• **QUOTED PASSAGE**
-- Opening Marker --

Joint replacements are the #1 expenditure of Medicare. The process of approving these medical devices is flawed according to the Institute of Medicine. It is time for patients' voices to be heard as stakeholders and for public support for increased medical device industry accountability and heightened protections for patients. Post-market registry. Product warranty. Patient/consumer stakeholder equity. Rescind industry pre-emptions/entitlements. All clinical trials must report all data.
Please share what you have learned!
Twitter: @JjrkCh

Friday, October 10, 2014

"PROVE IT !!!" M-o-M hips, pelvic surgical mesh, Essure birth control . . .


Posted: October 8, 2014 - 3:15 pm ET

“Prove it.” That was the resounding message to medical-device manufacturers during the annual Advanced Medical Technology Association conference in Chicago this week. Innovation is needed to advance medicine and better patients' quality of life, but gone are the days of sticking higher price tags on products that only provide incremental improvements, the leaders of health insurance companies, health systems, quality improvement and consumer organizations told the industry.

“We don't want to squelch innovation,” said Dr. Scott Josephs, national medical officer for the health insurance provider Cigna Corp. “But tell me what I'm getting for my healthcare costs. Show me that these new technologies are superior,” he told the audience during a session Wednesday morning.


Related Content


Josephs was joined on the panel by Susan DeVore, president and CEO of the health improvement organization and group purchasing organization Premier; and Mark Neaman, CEO of the Chicago area's NorthShore University HealthSystem. An essential element in the aim for higher efficiency will be the need to more critically assess the value of new innovations, the panelists said.

“If it's clinically appropriate but equally efficacious to existing technology, then frankly it's just adding costs to the system,” Josephs said. “That's not something we would prefer.”

Fee for service is dead and the current landscape “is a bit chaotic,” noted DeVore, who said health providers are in the process of integrating what has been a fragmented industry. In light of that, the old ways of doing things are not going to suffice, Neaman said. “The stakes are very high for us as providers,” he told the audience.

New payment models aimed at improving efficiency and getting a handle on costs have proliferated quickly in recent years, nurtured by provisions of the Patient Protection and Affordable Care Act. Many providers are joining accountable care organizations, which are risk-sharing mechanisms available through government payers like Medicare as well as private payers, in which members agree to strive for cost and quality targets and share savings or losses.

Monday, AdvaMed promoted an industry-funded white paper based on the responses of officials from nine unnamed health insurance companies who were interviewed about their movement toward pay-for-performance and risk-based contracts. Officials from five insurers said they had become more selective about approving coverage for new technologies in the past three years. Four said they plan to demand more evidence before covering products. All said costs were driving their organizations to explore new reimbursement models.

The trade group representing medical-device manufacturers worried these rapidly burgeoning pay-for-performance and risk-based reimbursement models will result in what AdvaMed CEO Stephen Ubl called “unintended consequences.”

-- Closing Marker --

• **RECORDS**
-- Opening Marker --

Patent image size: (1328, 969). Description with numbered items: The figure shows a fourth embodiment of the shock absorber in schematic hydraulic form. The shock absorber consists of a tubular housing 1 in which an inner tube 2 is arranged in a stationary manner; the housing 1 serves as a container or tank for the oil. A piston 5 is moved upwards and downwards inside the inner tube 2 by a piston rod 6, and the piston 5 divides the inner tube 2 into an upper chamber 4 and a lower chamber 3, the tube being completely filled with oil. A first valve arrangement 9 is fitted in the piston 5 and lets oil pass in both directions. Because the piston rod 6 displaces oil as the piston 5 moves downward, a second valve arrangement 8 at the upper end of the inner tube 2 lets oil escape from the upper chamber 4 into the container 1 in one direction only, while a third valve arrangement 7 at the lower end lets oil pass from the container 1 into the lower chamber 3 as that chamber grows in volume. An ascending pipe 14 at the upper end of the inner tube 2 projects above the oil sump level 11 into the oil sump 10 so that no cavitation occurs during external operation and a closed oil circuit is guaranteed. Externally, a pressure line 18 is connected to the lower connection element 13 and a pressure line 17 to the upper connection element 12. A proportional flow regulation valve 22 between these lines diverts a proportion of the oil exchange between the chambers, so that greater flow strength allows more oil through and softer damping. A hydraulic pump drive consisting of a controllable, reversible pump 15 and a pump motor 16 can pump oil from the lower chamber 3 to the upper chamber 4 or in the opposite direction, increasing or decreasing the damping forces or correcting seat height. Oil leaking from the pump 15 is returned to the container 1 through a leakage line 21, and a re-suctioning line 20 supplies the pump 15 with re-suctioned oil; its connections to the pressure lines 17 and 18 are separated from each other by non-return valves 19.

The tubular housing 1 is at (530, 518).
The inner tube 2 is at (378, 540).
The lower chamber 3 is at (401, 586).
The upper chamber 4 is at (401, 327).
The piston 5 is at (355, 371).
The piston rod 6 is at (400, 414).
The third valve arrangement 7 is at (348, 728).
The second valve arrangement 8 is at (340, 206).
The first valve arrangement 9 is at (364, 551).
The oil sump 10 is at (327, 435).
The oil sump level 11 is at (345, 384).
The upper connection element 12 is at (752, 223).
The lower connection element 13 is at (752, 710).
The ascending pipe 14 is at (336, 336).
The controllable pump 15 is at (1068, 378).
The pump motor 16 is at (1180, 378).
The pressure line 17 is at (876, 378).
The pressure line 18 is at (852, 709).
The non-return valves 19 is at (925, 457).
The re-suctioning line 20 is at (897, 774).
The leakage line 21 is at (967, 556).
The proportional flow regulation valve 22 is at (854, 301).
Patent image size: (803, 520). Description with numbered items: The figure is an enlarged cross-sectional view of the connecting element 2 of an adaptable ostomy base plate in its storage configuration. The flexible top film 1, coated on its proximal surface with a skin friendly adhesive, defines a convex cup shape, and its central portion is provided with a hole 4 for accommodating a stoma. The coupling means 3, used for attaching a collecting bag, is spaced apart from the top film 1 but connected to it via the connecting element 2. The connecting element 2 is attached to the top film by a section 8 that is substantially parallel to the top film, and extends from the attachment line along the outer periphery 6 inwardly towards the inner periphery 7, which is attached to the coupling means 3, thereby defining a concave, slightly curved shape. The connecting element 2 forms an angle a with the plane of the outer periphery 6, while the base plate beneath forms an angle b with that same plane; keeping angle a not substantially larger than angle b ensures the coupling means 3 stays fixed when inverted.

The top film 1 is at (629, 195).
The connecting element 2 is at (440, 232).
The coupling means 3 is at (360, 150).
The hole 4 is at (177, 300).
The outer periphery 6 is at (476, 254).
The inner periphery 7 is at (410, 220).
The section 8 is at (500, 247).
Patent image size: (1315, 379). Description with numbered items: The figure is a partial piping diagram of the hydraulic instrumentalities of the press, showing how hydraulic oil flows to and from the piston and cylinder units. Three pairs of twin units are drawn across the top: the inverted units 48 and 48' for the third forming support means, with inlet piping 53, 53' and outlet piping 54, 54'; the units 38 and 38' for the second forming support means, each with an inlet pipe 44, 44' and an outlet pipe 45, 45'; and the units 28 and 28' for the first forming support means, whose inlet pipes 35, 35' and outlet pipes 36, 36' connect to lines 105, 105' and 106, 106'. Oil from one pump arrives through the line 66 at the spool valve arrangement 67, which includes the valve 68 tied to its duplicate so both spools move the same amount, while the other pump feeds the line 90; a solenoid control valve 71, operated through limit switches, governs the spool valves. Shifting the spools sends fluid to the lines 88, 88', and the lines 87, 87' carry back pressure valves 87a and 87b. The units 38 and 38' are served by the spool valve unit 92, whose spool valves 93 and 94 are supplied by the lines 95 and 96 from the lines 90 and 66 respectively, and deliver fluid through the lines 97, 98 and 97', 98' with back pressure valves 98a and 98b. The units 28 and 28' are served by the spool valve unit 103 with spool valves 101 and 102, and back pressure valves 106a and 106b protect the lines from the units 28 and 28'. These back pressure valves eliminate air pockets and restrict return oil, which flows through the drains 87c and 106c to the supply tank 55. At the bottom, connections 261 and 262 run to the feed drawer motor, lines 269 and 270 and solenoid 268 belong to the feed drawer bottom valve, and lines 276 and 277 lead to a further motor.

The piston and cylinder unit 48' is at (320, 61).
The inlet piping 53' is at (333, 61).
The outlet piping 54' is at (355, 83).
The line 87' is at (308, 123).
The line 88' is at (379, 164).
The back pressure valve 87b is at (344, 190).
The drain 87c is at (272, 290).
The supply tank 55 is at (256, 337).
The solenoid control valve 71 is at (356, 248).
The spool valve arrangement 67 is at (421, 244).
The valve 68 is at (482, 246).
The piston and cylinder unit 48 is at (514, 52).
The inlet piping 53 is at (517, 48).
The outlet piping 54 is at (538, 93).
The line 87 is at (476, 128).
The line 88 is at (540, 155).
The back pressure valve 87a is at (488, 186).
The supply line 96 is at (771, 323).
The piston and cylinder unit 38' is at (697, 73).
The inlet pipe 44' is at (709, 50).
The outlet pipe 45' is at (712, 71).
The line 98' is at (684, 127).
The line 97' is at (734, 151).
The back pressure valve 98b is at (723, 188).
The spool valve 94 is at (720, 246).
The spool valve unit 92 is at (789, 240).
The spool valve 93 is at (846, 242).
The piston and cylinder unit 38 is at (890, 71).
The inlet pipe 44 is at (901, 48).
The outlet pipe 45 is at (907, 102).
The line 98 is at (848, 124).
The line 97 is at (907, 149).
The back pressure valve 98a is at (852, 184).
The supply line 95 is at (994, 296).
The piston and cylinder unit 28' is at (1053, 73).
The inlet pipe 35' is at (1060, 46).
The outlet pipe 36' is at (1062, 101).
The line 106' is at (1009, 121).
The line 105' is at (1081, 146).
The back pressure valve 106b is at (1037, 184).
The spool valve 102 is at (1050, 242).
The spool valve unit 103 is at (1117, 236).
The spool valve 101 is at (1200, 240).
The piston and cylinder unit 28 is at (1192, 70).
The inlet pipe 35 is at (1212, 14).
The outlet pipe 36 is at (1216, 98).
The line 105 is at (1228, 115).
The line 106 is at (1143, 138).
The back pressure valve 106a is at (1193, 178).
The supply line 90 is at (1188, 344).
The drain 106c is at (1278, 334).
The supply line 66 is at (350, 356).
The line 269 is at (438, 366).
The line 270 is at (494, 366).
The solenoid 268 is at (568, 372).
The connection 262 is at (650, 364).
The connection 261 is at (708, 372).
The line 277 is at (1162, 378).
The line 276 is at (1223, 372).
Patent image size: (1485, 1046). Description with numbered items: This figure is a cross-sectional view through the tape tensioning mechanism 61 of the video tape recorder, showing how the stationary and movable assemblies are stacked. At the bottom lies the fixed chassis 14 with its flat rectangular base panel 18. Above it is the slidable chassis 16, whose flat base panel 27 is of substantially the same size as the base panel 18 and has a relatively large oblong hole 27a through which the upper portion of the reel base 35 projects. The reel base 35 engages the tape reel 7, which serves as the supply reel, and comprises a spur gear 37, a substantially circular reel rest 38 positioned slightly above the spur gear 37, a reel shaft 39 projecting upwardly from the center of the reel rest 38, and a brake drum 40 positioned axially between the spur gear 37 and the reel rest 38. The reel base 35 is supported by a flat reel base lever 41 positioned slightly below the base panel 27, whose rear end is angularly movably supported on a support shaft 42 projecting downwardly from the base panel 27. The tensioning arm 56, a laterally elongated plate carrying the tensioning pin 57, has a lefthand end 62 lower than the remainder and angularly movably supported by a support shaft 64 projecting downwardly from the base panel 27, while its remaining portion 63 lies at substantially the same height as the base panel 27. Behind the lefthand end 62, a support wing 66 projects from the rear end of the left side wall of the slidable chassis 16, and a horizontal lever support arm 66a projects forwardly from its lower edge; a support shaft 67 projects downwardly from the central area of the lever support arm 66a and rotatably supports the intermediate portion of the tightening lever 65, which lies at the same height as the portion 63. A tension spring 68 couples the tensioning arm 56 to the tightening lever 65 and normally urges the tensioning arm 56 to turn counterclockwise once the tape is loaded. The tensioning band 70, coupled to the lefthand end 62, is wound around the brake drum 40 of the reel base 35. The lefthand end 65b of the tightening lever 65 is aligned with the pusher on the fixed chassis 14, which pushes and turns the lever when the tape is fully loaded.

-- Closing Marker --

• **ACTIONS TO TAKE**
1 – Extract the part of the blog post from "Please share what" to "told the industry.".
2 – Translate this sentence from the blog post into Spanish: "Officials from five insurers said they had become more selective about approving coverage for new technologies in the past three years."
The records were drawn from a source unrelated to the blog post.

• **RESPONSES PER TASK**
1 –
Please share what you have learned!
Twitter: @JjrkCh

Friday, October 10, 2014

"PROVE IT !!!" M-o-M hips, pelvic surgical mesh, Essure birth control . . .


Posted: October 8, 2014 - 3:15 pm ET

“Prove it.” That was the resounding message to medical-device manufacturers during the annual Advanced Medical Technology Association conference in Chicago this week. Innovation is needed to advance medicine and better patients' quality of life, but gone are the days of sticking higher price tags on products that only provide incremental improvements, the leaders of health insurance companies, health systems, quality improvement and consumer organizations told the industry.

2 – Funcionarios de cinco aseguradoras dijeron que se habían vuelto más selectivos a la hora de aprobar la cobertura de nuevas tecnologías en los últimos tres años.